▶ _JOBS_
A. From the passage on underwater finds, copy the text starting with "The research divers" and going on through "the trawl net.".
B. Answer these questions about the passage on underwater finds:
(i) Which two countries outside Germany are named as places where the research divers work?
(ii) According to the passage, what is the biggest factor in discoveries?
(iii) In what year did the team find the Enigma?

▶ _SOURCE TEXT_
At the bottom of seas and lakes, research divers make historical finds time and again — artifacts from the Stone Age to World War II.

Image: Dr. Florian Huber

No GPS under water

The research divers in Germany systematically study coastal regions and inland lakes. They also work around the world, such as in Mexico and Indonesia. Historical sources, like old land and sea maps, or actual eyewitnesses, sometimes lead them to a discovery underwater. Coincidence, however, is the biggest factor in discoveries. GPS cannot help researchers, as it doesn't work underwater.

Image: Dr. Florian Huber

Sensational, surprise discovery of 'Enigma'

While recovering an abandoned "ghost net" on behalf of the World Wildlife Fund (WWF) in 2020, a team led by marine archaeologist Dr. Florian Huber discovered a valuable piece of German history: an Enigma, one of the legendary Nazi deciphering machines from World War II. It had become entangled in the trawl net.

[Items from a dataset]
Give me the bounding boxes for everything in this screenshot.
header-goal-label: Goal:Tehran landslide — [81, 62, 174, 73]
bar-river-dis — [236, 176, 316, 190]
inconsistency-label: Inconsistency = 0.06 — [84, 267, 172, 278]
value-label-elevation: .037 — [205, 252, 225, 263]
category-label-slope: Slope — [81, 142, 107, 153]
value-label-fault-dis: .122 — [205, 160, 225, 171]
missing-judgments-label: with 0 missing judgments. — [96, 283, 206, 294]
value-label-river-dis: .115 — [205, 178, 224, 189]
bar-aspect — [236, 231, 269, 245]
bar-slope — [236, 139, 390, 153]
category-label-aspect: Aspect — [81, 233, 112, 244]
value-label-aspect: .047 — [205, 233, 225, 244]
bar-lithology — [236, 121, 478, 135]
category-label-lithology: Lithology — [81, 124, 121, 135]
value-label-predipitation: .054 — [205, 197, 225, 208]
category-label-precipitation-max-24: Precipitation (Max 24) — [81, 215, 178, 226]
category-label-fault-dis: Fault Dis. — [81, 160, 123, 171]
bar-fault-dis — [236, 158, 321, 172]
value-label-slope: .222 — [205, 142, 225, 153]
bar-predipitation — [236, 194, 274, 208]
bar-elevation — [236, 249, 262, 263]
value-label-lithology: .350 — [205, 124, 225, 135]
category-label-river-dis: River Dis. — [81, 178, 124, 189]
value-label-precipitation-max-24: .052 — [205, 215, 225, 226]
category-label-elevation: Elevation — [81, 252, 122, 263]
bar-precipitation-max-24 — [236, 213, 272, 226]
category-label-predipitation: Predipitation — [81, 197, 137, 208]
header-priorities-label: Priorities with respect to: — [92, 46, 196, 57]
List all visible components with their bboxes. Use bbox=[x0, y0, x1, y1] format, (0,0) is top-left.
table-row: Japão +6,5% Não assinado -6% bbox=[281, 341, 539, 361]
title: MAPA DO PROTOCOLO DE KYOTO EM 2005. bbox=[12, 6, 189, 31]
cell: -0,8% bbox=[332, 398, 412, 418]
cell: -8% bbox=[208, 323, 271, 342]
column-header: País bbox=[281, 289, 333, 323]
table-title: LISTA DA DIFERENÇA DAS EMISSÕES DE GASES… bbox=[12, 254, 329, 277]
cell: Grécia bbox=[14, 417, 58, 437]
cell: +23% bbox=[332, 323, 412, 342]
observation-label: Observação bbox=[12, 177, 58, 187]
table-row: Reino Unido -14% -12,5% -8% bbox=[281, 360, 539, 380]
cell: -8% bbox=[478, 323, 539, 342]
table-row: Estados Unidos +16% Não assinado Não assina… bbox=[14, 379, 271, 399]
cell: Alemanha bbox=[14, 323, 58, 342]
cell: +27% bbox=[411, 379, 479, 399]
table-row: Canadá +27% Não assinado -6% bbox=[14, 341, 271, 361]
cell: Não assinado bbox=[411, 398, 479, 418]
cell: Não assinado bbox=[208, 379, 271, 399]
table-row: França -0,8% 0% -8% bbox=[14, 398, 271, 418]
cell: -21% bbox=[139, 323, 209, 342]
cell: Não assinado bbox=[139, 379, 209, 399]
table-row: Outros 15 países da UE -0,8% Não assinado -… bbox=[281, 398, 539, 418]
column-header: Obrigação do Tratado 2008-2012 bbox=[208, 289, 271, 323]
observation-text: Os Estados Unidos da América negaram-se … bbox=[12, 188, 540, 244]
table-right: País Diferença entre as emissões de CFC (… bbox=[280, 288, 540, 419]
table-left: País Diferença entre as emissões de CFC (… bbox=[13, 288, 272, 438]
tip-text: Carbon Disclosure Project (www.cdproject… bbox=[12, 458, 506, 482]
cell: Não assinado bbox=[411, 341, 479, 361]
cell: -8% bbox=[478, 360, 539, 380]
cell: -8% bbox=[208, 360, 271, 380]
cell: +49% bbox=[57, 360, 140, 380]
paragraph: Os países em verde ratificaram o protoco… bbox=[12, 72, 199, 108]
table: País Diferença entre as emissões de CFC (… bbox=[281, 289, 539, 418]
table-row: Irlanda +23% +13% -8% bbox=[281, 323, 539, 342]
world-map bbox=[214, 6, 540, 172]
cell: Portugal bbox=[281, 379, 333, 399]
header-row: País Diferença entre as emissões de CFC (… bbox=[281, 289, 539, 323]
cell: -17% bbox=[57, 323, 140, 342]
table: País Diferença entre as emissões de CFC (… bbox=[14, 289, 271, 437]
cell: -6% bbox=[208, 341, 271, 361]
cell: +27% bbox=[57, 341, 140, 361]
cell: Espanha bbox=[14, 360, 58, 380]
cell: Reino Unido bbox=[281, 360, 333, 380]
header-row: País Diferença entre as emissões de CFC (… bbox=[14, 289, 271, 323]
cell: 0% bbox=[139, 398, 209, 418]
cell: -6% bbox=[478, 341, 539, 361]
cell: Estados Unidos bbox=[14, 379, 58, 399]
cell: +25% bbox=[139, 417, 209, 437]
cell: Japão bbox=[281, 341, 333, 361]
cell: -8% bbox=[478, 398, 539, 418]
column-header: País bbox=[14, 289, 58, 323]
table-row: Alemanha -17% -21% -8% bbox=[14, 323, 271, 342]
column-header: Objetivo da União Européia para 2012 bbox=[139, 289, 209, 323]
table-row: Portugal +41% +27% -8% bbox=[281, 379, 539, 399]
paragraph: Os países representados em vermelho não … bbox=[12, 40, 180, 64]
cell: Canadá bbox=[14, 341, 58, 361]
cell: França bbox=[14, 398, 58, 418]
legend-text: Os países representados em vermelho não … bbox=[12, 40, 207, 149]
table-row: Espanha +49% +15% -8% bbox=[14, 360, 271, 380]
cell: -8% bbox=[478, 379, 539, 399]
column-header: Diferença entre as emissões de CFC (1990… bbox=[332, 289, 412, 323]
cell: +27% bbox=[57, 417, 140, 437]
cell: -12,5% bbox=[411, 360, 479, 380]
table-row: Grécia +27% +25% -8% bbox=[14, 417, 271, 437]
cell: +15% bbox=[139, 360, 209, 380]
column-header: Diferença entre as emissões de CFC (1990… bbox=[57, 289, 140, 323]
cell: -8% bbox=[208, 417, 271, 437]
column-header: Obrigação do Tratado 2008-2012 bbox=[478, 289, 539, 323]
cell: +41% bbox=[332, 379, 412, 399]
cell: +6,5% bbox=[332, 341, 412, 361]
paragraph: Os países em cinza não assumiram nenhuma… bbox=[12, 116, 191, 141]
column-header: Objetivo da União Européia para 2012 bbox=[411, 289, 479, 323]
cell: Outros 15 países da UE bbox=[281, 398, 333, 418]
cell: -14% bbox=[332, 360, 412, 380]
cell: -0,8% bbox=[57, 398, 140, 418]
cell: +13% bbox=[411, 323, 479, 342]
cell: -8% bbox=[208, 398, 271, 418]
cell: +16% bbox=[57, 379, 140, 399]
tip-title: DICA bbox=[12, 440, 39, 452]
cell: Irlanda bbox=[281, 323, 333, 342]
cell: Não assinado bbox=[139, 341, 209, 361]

▶ _RESULTS IN ORDER_
A.
The research divers in Germany systematically study coastal regions and inland lakes. They also work around the world, such as in Mexico and Indonesia. Historical sources, like old land and sea maps, or actual eyewitnesses, sometimes lead them to a discovery underwater. Coincidence, however, is the biggest factor in discoveries. GPS cannot help researchers, as it doesn't work underwater.

Image: Dr. Florian Huber

Sensational, surprise discovery of 'Enigma'

While recovering an abandoned "ghost net" on behalf of the World Wildlife Fund (WWF) in 2020, a team led by marine archaeologist Dr. Florian Huber discovered a valuable piece of German history: an Enigma, one of the legendary Nazi deciphering machines from World War II. It had become entangled in the trawl net.

B.
(i) Mexico and Indonesia.
(ii) Coincidence.
(iii) 2020.